- [EXERCISE DETAILS] Transcribe the listing below word for word.

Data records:
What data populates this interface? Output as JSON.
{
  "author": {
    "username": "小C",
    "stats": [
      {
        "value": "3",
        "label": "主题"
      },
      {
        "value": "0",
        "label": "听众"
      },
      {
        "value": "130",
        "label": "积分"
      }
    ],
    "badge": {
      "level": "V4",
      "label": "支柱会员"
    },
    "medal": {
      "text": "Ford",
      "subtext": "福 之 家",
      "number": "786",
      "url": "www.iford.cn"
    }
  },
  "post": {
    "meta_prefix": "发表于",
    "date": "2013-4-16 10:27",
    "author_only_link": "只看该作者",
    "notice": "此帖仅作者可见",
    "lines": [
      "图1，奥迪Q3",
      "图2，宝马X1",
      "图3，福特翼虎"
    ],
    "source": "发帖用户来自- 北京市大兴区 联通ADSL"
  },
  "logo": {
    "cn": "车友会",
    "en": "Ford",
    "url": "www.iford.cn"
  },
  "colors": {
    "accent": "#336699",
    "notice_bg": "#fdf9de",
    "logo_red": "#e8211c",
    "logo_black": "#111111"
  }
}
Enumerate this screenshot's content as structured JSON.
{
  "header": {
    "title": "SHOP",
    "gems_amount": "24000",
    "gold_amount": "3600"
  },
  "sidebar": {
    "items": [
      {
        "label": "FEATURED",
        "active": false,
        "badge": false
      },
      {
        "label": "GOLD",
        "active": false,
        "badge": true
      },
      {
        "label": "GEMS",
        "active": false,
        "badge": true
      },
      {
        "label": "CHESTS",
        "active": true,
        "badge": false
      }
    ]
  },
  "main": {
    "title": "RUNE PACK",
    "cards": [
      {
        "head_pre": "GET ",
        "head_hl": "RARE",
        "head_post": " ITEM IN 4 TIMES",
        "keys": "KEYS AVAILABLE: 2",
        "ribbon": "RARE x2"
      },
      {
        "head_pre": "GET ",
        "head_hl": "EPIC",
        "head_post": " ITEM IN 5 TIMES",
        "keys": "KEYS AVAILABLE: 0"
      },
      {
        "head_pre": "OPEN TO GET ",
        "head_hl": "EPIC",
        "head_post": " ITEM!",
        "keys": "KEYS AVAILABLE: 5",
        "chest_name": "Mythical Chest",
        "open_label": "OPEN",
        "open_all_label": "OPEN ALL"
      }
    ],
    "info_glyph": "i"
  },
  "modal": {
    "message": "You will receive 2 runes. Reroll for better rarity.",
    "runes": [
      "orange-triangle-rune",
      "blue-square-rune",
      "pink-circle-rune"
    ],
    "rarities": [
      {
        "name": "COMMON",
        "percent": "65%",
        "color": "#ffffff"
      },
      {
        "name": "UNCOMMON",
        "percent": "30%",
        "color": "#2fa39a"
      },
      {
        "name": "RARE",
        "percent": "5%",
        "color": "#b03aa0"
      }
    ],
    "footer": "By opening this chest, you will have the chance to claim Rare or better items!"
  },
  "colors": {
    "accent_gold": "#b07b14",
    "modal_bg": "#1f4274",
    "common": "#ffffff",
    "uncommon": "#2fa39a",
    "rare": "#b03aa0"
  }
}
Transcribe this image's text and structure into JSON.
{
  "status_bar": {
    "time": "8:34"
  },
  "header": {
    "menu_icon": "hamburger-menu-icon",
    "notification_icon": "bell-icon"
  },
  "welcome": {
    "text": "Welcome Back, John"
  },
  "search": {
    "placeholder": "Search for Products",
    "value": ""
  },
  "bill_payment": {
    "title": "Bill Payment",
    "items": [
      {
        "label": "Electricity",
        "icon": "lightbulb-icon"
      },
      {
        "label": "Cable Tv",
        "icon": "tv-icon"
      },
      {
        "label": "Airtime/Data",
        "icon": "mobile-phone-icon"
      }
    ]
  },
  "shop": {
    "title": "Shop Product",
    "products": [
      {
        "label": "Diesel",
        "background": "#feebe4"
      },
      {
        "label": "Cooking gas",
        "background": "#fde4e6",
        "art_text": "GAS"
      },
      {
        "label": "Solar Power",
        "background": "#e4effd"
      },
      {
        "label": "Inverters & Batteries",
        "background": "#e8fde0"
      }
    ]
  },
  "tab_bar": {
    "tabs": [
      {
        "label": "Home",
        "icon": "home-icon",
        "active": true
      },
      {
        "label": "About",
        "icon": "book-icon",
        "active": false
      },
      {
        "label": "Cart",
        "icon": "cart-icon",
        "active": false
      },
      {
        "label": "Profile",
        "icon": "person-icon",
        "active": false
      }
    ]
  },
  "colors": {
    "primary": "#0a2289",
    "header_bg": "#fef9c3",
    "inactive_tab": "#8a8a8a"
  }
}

- [FULL OUTPUT]
What data populates this interface? Output as JSON.
{
  "author": {
    "username": "小C",
    "stats": [
      {
        "value": "3",
        "label": "主题"
      },
      {
        "value": "0",
        "label": "听众"
      },
      {
        "value": "130",
        "label": "积分"
      }
    ],
    "badge": {
      "level": "V4",
      "label": "支柱会员"
    },
    "medal": {
      "text": "Ford",
      "subtext": "福 之 家",
      "number": "786",
      "url": "www.iford.cn"
    }
  },
  "post": {
    "meta_prefix": "发表于",
    "date": "2013-4-16 10:27",
    "author_only_link": "只看该作者",
    "notice": "此帖仅作者可见",
    "lines": [
      "图1，奥迪Q3",
      "图2，宝马X1",
      "图3，福特翼虎"
    ],
    "source": "发帖用户来自- 北京市大兴区 联通ADSL"
  },
  "logo": {
    "cn": "车友会",
    "en": "Ford",
    "url": "www.iford.cn"
  },
  "colors": {
    "accent": "#336699",
    "notice_bg": "#fdf9de",
    "logo_red": "#e8211c",
    "logo_black": "#111111"
  }
}
Enumerate this screenshot's content as structured JSON.
{
  "header": {
    "title": "SHOP",
    "gems_amount": "24000",
    "gold_amount": "3600"
  },
  "sidebar": {
    "items": [
      {
        "label": "FEATURED",
        "active": false,
        "badge": false
      },
      {
        "label": "GOLD",
        "active": false,
        "badge": true
      },
      {
        "label": "GEMS",
        "active": false,
        "badge": true
      },
      {
        "label": "CHESTS",
        "active": true,
        "badge": false
      }
    ]
  },
  "main": {
    "title": "RUNE PACK",
    "cards": [
      {
        "head_pre": "GET ",
        "head_hl": "RARE",
        "head_post": " ITEM IN 4 TIMES",
        "keys": "KEYS AVAILABLE: 2",
        "ribbon": "RARE x2"
      },
      {
        "head_pre": "GET ",
        "head_hl": "EPIC",
        "head_post": " ITEM IN 5 TIMES",
        "keys": "KEYS AVAILABLE: 0"
      },
      {
        "head_pre": "OPEN TO GET ",
        "head_hl": "EPIC",
        "head_post": " ITEM!",
        "keys": "KEYS AVAILABLE: 5",
        "chest_name": "Mythical Chest",
        "open_label": "OPEN",
        "open_all_label": "OPEN ALL"
      }
    ],
    "info_glyph": "i"
  },
  "modal": {
    "message": "You will receive 2 runes. Reroll for better rarity.",
    "runes": [
      "orange-triangle-rune",
      "blue-square-rune",
      "pink-circle-rune"
    ],
    "rarities": [
      {
        "name": "COMMON",
        "percent": "65%",
        "color": "#ffffff"
      },
      {
        "name": "UNCOMMON",
        "percent": "30%",
        "color": "#2fa39a"
      },
      {
        "name": "RARE",
        "percent": "5%",
        "color": "#b03aa0"
      }
    ],
    "footer": "By opening this chest, you will have the chance to claim Rare or better items!"
  },
  "colors": {
    "accent_gold": "#b07b14",
    "modal_bg": "#1f4274",
    "common": "#ffffff",
    "uncommon": "#2fa39a",
    "rare": "#b03aa0"
  }
}
Transcribe this image's text and structure into JSON.
{
  "status_bar": {
    "time": "8:34"
  },
  "header": {
    "menu_icon": "hamburger-menu-icon",
    "notification_icon": "bell-icon"
  },
  "welcome": {
    "text": "Welcome Back, John"
  },
  "search": {
    "placeholder": "Search for Products",
    "value": ""
  },
  "bill_payment": {
    "title": "Bill Payment",
    "items": [
      {
        "label": "Electricity",
        "icon": "lightbulb-icon"
      },
      {
        "label": "Cable Tv",
        "icon": "tv-icon"
      },
      {
        "label": "Airtime/Data",
        "icon": "mobile-phone-icon"
      }
    ]
  },
  "shop": {
    "title": "Shop Product",
    "products": [
      {
        "label": "Diesel",
        "background": "#feebe4"
      },
      {
        "label": "Cooking gas",
        "background": "#fde4e6",
        "art_text": "GAS"
      },
      {
        "label": "Solar Power",
        "background": "#e4effd"
      },
      {
        "label": "Inverters & Batteries",
        "background": "#e8fde0"
      }
    ]
  },
  "tab_bar": {
    "tabs": [
      {
        "label": "Home",
        "icon": "home-icon",
        "active": true
      },
      {
        "label": "About",
        "icon": "book-icon",
        "active": false
      },
      {
        "label": "Cart",
        "icon": "cart-icon",
        "active": false
      },
      {
        "label": "Profile",
        "icon": "person-icon",
        "active": false
      }
    ]
  },
  "colors": {
    "primary": "#0a2289",
    "header_bg": "#fef9c3",
    "inactive_tab": "#8a8a8a"
  }
}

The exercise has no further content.